[CRIU] [PATCH] mnt: allow to add a mount into an existing group

Tue May 9 10:36:46 PDT 2017

On Tue, Jan 24, 2017 at 02:03:23PM +1300, Eric W. Biederman wrote:
> Andrei Vagin <avagin at openvz.org> writes:
>
> > Now a shared group can be only inherited from a source mount.
> > This patch adds an ability to add a mount into an existing shared
> > group.
>
> This sounds like a lot of the discussion on bind mounts accross
> namespaces.  I am going to stay out of this for a bit until
> we resolve my latest patch.

Hi Eric,

Your patches about shadow/side mounts were committed, can we resume
the discussion about this patch?

As for security, a mount can be added to a shared group, only if a
caller has CAP_SYS_ADMIN in namespaces of both mounts, so an
unprivileged user can't create a shared mount with a parent mount
namespace. If a user has CAP_SYS_ADMIN, I don't see a reason to
restrict him to create shared mounts between namespaces, even if they
are in different user-namespaces.

Now I look at volume drivers in container services (like docker and
kubernetes) and I think this functionality can be useful for them too.
Now it is impossible to run a plugin driver in unprivileged containers
(with sub-userns), because a container has to have a shared mount with
a mount namespace where the service is running. The idea of these
plugins is that a service requests a volume mount from a plugin and
then starts a container with this volume, so the service need to have
a way to get a mount from a service.

§ Information provided:
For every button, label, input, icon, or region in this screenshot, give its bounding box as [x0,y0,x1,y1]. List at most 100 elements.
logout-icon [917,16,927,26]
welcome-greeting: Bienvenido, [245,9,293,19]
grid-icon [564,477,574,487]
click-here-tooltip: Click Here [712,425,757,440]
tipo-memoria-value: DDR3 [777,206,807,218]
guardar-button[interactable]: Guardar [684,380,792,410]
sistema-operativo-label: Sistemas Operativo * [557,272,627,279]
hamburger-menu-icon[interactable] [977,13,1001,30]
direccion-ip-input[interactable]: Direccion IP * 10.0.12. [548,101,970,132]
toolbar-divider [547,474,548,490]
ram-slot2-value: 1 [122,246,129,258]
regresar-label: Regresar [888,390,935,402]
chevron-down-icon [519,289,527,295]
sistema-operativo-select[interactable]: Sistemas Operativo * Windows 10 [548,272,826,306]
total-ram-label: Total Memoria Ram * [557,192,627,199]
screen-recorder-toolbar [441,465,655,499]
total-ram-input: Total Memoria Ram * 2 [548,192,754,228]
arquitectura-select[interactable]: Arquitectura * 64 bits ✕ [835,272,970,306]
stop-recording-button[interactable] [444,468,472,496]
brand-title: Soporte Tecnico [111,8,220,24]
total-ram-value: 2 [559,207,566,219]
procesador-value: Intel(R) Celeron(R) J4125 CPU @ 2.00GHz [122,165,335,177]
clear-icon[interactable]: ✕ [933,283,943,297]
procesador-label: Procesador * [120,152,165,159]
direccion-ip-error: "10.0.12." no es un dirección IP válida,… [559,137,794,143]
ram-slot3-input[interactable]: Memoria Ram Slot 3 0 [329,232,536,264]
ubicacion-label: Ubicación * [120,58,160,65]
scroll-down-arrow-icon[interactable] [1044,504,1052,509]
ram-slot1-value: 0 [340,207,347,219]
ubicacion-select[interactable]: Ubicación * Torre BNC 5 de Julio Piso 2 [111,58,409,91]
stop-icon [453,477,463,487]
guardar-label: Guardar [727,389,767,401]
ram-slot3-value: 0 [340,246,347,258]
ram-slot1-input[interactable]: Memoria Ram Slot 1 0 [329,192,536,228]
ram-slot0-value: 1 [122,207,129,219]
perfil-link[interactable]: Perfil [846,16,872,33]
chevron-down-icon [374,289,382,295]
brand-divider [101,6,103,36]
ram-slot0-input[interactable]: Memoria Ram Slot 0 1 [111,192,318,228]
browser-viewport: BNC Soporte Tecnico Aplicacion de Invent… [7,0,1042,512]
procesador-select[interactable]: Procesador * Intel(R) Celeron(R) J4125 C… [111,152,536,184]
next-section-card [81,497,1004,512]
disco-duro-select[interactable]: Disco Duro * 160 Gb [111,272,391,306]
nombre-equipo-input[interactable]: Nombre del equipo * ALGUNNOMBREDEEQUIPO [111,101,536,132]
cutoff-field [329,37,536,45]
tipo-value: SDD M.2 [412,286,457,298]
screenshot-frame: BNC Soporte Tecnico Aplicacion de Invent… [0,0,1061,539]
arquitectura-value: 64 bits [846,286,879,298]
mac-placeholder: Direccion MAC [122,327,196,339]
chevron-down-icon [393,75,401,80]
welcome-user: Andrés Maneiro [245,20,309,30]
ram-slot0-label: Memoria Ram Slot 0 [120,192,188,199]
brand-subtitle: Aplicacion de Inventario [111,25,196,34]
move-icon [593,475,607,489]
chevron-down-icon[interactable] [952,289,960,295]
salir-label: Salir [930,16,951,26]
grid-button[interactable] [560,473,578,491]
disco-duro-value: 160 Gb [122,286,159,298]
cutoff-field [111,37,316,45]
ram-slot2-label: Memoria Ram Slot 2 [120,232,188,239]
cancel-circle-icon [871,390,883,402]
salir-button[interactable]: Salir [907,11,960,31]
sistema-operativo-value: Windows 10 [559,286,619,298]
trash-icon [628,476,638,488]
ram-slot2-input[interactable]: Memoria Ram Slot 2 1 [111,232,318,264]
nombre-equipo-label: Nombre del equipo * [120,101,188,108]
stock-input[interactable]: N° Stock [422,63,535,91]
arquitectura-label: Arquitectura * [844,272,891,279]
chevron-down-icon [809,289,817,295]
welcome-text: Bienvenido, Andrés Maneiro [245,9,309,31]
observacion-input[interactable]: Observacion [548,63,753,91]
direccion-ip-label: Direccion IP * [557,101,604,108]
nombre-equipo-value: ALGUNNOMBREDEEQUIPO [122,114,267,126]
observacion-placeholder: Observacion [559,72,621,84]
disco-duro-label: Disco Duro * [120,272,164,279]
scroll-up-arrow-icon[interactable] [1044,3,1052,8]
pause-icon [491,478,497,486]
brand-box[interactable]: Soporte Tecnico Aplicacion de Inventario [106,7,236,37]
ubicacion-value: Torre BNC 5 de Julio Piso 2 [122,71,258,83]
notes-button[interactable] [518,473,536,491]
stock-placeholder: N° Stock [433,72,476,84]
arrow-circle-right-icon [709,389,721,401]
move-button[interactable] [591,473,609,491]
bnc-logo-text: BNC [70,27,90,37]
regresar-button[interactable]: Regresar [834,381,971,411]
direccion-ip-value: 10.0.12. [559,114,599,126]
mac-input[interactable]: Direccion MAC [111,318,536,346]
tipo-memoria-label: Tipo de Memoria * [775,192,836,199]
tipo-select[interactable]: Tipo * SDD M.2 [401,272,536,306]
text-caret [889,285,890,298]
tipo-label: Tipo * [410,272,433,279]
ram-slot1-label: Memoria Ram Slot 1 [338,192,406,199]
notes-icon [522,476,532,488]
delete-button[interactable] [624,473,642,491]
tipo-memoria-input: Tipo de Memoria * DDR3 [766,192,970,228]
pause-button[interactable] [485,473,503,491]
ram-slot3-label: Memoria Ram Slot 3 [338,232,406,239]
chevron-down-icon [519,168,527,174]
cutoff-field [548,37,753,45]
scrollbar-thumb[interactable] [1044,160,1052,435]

§ Request: Reproduce word for word the part of the mount-group patch thread that begins at the words "Tue May 9 10:36:46" and stops after "a source mount.". The listing is separate material, apart from the mount-group patch thread.

§ Correct output:
Tue May 9 10:36:46 PDT 2017

On Tue, Jan 24, 2017 at 02:03:23PM +1300, Eric W. Biederman wrote:
> Andrei Vagin <avagin at openvz.org> writes:
>
> > Now a shared group can be only inherited from a source mount.